Task instructions:
1 – In the article on the 70th anniversary of the Tony Awards, who wrote the score for Waitress?
2 – Please write the next part of the article on the 70th anniversary of the Tony Awards, starting after its last paragraph.

Text:
• • • •

On the 70th Anniversary of the Tony Awards: A Look Back –
Part Two; What to Expect on Sunday on the Tonys
By: Ellis Nassour
Looking back over the last 70 years, mainly through a lot of research since there were a couple of early decades I wasn’t able to cover, change has been vast – in the recent landmark productions such as Hamilton, and such shows as Bring in ‘da Noise, Bring in‘da Funk (1996), and Spring Awakening (2006) and this season’s first Broadway revival, Passing Strange (2008), and American Idiot (2010). Even off-beat work you’d only see Off Broadway has made it to the main stem, such as last season’s Hedwig and the Angry Inch.
“You’ve come a long way, baby” might be the anthem for the 2015-2016, to borrow a slogan of a product hyped to women beginning in 1968. Now, women have long played a vital role in theater/Broadway, and not just in, say, costume design. Before Tony Awards namesake Antoinette Perry became an immensely successful producer/director beginning in the late 20s, there were the pioneering producer/director Margaret Anglin and writers such as actress/playwright/director Rachel Crothers, and later, Edna Ferber, Zona Gale, Clare Booth, and Mary Chase.
Susan Stroman, Kathleen Marshall, and Diane Paulus have carried the torch forward. However, this season the glass ceiling was really broken with the creatives of Waitress. The show’s book is by Jessie Nelson, based on the film by Adrienne Shelly, and has a score by Sara Bareilles, with music supervision by Nadia DiGiallonardo, arrangements and orchestrations by Bareilles and DiGiallonardo, and choreography by Lorin Latarro.

• • • •

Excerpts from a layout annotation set
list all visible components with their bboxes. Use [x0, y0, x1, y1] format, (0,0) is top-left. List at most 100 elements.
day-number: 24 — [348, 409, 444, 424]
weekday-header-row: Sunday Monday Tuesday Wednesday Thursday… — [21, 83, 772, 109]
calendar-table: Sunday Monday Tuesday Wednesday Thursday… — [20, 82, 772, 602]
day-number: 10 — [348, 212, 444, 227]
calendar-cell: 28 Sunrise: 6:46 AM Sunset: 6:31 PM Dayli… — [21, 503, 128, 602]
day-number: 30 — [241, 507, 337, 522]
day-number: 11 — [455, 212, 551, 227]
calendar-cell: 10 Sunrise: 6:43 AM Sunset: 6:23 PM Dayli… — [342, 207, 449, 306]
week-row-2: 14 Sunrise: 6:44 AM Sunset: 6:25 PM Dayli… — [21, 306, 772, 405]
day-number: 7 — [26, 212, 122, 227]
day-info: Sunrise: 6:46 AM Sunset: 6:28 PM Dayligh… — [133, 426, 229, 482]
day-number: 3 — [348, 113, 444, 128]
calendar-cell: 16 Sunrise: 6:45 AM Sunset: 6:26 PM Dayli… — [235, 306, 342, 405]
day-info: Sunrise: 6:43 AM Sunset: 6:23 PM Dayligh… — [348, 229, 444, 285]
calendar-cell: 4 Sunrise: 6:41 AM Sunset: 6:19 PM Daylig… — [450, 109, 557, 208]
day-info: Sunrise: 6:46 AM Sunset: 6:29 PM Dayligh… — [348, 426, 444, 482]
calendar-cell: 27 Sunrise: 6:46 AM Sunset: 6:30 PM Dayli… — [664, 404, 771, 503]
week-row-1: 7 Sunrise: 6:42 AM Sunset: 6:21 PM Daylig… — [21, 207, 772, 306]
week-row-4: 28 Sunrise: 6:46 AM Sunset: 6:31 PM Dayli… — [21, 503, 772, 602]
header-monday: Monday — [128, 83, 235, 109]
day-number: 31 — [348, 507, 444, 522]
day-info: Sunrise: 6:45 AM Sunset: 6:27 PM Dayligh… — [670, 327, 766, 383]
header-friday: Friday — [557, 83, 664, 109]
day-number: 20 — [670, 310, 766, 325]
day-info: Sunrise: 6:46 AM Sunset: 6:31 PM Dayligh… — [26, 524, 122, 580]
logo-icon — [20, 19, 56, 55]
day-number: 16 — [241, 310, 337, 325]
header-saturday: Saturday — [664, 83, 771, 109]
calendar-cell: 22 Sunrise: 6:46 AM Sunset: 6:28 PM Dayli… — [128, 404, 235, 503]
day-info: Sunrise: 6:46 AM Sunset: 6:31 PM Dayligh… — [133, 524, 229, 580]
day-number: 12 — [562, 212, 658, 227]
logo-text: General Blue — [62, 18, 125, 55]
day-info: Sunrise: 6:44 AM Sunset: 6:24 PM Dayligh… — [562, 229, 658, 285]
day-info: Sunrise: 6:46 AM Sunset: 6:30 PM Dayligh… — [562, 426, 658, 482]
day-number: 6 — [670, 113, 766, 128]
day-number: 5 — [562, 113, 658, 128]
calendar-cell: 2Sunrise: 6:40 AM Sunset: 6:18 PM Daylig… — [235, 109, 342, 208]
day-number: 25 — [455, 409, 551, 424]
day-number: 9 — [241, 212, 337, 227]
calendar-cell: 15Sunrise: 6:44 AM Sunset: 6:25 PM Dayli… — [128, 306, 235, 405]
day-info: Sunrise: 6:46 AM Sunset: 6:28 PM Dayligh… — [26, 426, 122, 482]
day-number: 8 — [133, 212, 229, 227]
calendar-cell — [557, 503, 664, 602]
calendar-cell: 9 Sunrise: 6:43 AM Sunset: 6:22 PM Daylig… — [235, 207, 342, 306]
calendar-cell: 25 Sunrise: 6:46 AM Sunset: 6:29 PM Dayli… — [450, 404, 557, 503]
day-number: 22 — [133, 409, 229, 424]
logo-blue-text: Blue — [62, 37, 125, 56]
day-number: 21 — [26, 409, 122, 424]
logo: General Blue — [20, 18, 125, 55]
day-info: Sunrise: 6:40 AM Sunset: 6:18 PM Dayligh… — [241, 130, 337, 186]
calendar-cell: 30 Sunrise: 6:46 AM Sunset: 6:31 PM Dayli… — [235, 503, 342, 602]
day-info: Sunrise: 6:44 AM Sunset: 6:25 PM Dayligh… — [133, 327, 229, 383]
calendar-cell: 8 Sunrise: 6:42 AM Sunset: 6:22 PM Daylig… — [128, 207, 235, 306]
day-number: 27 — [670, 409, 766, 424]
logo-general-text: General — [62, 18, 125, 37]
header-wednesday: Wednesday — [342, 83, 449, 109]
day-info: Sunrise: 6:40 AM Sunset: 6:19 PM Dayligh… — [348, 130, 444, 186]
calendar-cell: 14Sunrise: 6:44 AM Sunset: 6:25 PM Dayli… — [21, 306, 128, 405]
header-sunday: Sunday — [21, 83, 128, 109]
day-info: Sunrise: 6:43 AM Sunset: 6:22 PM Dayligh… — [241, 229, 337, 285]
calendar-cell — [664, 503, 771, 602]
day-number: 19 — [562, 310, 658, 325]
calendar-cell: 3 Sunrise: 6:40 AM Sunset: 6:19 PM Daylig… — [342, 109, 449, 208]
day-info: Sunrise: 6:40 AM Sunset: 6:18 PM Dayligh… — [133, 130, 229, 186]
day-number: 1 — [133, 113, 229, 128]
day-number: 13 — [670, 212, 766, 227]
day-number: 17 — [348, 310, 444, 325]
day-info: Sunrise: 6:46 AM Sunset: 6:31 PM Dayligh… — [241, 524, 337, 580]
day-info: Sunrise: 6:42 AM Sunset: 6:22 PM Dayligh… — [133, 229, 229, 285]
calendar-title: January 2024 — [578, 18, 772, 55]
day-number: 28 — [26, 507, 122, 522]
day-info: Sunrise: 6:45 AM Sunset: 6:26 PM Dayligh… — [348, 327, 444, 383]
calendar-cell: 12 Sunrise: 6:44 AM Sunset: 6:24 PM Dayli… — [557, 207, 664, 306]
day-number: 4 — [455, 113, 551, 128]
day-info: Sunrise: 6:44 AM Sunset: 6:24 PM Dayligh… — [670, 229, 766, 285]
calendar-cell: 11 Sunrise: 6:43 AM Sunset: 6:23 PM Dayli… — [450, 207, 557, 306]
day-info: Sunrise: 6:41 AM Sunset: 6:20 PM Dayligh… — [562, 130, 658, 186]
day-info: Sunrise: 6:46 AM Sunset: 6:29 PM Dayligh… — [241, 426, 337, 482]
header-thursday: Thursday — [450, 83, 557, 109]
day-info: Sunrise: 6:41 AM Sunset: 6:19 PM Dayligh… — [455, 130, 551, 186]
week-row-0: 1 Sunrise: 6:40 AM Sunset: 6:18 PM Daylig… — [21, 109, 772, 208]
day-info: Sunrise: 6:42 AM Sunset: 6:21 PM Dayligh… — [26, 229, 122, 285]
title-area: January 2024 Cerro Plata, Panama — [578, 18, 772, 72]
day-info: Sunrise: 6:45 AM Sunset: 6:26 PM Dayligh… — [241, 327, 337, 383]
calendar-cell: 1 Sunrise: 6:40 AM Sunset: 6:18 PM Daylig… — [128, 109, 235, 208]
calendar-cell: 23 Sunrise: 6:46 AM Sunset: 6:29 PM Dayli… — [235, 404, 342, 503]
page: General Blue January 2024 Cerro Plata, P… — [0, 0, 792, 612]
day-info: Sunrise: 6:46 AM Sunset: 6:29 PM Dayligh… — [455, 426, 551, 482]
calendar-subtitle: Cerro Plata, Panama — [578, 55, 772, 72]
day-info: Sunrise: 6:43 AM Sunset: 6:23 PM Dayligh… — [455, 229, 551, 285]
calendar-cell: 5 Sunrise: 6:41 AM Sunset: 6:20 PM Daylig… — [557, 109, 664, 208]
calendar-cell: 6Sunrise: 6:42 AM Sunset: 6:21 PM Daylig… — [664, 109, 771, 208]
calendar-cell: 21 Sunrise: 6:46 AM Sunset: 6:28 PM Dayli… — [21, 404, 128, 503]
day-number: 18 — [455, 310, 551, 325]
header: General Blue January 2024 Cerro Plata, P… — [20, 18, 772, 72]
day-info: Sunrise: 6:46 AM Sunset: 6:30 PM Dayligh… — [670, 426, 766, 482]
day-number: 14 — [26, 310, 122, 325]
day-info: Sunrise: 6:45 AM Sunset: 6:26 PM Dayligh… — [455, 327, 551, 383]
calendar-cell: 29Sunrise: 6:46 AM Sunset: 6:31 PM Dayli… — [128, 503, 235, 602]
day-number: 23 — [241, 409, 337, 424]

• • • •

Responses in order:
1 – Sara Bareilles

2 –
In the era of lifestyle changes, which have certainly affected the way the population views TV, with all its adjuncts, the American Theatre Wing and Broadway League, co-presenters of the Tonys, have a loyal partner in CBS and Leslie Moonves, its president and CEO. The network has carried the Tonys since 1978 in the face of ratings that have rarely been blockbuster .
“The Tony Awards, which are the embodiment of live theater in America,” says Moonves, “have a rich tradition on CBS. We’re delighted this spectacular show is on our network. The Tonys represent what we represent, the best quality entertainment. As long as I’m here, the Tonys will be here.”
It might have something to do with Moonves being a former actor and for 11 years a Broadway GM. He even produced. Once. Off Off-Broadway. “And though I’ve made my bones in television, the Tonys keeps me attached to something I love — the theater.”
The Tony creative teams have returned the favor by winning a plethora of Emmy Awards for excellence.
Memories, More than a Few
Musical Champions
Holding the most nominations in the musical category are Hamilton (2016) with 16 nods; tying with The Book of Mormon. In second place are The Producers, (2001) and Billy Elliot (2009) with 15 each. The Producers is the most-winning show, triumphing in 12 categories including Best Musical; with Book of Mormon a close second with 11 wins, including Best Musical. The late, beloved Julie Harris racked up 11 nominations and six wins. Audra Macdonald and Angela Lansbury are tied in the win department with five each. Macdonald has eight nominations; Miss Lansbury, seven. Chita Rivera has 10 nominations and two wins.
The Prince of Broadway
Harold Prince has earned more Tony Awards than anyone else (21 awards), including eight for directing, eight for producing, two as producer of the year’s Best Musical, and three special Tonys.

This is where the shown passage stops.